**Written exercise**
Go through the records line by line and work out how many lines hold the word "text". Answer with the number only.

Begin

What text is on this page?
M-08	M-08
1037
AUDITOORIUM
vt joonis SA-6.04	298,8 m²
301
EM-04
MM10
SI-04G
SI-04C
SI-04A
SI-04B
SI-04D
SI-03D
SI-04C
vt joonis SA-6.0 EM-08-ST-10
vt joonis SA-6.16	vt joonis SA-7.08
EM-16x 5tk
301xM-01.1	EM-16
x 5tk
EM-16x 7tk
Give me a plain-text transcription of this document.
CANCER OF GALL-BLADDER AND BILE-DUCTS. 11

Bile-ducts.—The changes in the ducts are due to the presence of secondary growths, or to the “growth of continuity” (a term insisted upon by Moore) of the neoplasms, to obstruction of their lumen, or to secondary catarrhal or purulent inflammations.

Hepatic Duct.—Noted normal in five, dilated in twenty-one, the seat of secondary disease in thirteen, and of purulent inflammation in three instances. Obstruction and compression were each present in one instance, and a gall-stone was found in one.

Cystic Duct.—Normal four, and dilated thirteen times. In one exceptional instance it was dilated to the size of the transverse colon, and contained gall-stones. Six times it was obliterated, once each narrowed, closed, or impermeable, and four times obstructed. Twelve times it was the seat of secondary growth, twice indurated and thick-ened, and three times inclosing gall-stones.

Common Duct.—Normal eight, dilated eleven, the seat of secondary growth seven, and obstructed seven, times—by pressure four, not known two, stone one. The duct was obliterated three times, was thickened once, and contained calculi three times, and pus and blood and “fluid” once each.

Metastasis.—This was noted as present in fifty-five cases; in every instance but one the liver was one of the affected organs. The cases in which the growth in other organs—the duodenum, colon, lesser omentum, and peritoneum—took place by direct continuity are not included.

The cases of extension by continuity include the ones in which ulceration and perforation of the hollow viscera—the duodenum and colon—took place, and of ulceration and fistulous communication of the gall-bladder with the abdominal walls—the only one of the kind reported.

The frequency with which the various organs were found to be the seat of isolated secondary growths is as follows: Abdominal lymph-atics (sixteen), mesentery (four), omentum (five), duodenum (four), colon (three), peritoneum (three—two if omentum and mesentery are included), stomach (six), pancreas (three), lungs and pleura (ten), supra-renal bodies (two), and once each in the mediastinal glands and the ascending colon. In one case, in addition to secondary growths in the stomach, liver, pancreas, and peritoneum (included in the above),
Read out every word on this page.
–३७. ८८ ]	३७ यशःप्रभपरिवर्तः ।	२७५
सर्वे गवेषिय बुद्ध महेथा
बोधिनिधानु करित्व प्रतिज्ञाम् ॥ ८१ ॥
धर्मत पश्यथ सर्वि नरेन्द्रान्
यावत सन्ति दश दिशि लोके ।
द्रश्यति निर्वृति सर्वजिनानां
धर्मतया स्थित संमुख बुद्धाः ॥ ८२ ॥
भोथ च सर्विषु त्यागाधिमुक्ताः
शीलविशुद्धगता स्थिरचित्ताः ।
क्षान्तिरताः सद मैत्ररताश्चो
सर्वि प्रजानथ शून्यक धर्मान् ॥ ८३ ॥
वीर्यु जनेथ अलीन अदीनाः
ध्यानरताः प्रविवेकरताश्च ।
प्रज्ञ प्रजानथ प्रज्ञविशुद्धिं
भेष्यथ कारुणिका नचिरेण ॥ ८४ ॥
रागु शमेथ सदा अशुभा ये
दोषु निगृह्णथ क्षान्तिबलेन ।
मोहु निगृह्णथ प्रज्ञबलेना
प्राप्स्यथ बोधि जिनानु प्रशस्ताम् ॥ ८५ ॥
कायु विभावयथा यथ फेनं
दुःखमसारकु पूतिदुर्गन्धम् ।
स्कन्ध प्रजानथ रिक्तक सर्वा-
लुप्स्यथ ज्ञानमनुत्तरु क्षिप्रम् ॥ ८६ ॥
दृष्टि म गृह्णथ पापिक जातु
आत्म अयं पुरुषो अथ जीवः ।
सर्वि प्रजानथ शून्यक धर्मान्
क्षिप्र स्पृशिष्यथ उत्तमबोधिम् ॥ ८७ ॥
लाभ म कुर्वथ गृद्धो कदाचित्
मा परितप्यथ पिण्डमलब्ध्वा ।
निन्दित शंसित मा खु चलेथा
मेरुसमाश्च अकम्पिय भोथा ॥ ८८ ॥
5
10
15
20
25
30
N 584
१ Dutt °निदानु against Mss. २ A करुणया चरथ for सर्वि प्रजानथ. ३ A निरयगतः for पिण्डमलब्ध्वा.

End

**Completed task**
2